━━ Data supplied ━━
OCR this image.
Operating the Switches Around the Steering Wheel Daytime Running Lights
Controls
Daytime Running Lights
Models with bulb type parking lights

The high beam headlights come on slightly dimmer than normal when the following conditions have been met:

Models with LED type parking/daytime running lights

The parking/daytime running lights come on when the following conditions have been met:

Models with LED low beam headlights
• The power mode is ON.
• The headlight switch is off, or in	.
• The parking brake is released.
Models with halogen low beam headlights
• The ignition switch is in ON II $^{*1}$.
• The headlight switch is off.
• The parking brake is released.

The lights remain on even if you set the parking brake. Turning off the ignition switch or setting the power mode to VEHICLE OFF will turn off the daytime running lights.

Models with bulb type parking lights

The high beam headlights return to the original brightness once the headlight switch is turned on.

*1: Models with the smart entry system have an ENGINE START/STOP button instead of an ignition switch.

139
━━━
== What you need to do ==
For the listing above, give the number of lines in which the string "headlights" occurs, and nothing else.

== Complete output ==
4